What is asked
Without further comment, state how many lines in the listing below contain the word "local".

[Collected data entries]
----------------------------------------

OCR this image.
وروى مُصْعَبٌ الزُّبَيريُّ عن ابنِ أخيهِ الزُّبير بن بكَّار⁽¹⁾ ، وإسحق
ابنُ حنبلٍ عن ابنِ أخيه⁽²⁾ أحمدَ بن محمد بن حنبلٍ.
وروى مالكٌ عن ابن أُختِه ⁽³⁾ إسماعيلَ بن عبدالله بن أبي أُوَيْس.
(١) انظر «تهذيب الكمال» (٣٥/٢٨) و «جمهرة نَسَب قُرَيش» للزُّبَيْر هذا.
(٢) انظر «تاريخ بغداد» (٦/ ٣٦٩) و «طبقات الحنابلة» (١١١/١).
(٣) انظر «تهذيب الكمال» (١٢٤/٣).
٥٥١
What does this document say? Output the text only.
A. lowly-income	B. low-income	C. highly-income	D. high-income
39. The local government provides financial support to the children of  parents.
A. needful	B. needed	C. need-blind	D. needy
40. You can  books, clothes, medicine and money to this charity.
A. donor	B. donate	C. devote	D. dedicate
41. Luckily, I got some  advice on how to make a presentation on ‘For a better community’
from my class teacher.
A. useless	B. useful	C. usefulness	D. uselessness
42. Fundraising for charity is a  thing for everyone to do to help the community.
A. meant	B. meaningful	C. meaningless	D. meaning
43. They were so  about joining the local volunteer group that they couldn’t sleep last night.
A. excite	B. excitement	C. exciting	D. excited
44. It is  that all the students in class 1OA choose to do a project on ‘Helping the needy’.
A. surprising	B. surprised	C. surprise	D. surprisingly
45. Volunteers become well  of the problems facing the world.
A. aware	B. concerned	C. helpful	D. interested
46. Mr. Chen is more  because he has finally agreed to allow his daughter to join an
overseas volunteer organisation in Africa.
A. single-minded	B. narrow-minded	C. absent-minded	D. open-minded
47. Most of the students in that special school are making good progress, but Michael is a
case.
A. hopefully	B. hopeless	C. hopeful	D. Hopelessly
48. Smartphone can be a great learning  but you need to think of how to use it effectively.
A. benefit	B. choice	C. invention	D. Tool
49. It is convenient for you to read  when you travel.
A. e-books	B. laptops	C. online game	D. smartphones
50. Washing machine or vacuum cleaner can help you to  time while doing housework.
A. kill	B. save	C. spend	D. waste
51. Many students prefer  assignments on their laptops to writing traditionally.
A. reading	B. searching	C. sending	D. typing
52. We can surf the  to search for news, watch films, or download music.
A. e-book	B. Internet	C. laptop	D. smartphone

----------------------------------------

Reply
2